__What is required__
Scan the data for "nMountain" and copy the lines it appears in.

__Data for processing__
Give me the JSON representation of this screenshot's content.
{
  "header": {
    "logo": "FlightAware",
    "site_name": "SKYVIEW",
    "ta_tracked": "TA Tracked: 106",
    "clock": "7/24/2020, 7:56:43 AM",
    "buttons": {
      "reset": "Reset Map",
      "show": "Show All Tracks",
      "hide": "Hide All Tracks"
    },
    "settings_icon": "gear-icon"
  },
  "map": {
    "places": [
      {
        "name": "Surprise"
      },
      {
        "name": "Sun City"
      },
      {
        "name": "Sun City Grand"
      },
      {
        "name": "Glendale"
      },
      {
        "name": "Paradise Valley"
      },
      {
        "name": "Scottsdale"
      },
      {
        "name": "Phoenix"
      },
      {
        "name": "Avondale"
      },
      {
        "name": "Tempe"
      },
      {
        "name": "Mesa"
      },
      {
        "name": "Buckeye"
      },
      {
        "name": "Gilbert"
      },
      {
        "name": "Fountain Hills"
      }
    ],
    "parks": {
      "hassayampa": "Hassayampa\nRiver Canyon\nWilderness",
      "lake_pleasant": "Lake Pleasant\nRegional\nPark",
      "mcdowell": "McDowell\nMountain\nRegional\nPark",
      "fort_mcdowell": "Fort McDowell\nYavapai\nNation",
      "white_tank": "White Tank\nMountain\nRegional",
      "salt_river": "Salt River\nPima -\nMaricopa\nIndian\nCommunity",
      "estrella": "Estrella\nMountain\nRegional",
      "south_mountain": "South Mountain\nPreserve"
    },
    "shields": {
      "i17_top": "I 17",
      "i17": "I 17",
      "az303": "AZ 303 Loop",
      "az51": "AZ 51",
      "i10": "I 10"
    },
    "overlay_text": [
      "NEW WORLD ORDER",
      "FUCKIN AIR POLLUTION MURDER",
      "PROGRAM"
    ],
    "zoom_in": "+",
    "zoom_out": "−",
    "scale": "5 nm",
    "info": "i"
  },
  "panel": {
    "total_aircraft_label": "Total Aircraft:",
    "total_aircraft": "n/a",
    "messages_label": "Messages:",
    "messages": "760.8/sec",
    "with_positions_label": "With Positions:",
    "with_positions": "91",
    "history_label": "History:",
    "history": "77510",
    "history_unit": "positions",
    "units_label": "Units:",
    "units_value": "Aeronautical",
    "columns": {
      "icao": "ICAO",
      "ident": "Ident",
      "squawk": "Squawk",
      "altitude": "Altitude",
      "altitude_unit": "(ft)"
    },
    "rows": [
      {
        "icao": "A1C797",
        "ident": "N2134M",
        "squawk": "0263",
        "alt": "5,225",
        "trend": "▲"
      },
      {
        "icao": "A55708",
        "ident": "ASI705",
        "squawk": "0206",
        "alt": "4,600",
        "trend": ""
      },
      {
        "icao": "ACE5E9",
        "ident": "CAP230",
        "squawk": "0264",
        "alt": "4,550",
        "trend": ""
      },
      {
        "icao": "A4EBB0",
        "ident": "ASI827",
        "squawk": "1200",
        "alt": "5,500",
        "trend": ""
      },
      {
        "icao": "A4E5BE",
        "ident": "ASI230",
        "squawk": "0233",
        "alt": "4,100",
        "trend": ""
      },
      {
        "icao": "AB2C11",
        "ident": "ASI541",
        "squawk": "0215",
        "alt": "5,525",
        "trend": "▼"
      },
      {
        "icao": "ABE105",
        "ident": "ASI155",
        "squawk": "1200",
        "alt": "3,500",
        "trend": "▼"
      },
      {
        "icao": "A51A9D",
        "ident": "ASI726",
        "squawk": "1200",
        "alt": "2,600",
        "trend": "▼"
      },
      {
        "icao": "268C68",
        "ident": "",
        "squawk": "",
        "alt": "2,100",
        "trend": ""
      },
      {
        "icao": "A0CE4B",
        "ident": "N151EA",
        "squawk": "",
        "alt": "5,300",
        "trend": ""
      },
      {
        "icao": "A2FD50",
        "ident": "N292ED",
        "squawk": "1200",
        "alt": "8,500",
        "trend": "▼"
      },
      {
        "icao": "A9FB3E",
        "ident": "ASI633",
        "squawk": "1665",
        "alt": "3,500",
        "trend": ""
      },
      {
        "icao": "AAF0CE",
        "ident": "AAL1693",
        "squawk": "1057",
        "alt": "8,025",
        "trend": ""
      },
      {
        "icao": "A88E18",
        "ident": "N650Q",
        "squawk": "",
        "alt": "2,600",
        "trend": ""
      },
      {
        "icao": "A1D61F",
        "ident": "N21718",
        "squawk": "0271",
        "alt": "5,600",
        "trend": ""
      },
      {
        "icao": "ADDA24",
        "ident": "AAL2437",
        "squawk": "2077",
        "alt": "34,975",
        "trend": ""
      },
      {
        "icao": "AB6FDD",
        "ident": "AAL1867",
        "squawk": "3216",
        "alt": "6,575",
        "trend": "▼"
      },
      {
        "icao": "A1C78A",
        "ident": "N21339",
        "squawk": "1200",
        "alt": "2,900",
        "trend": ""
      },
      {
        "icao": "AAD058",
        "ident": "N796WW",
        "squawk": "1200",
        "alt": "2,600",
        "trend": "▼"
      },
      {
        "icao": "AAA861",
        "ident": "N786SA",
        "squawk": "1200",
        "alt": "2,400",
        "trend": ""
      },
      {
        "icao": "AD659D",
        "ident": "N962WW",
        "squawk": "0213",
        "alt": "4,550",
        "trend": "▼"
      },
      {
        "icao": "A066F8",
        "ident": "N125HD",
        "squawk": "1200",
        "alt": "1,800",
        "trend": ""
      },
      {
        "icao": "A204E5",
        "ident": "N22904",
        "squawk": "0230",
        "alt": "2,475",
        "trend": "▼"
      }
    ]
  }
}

__Worked solution__
      "mcdowell": "McDowell\nMountain\nRegional\nPark",
      "white_tank": "White Tank\nMountain\nRegional",
      "estrella": "Estrella\nMountain\nRegional",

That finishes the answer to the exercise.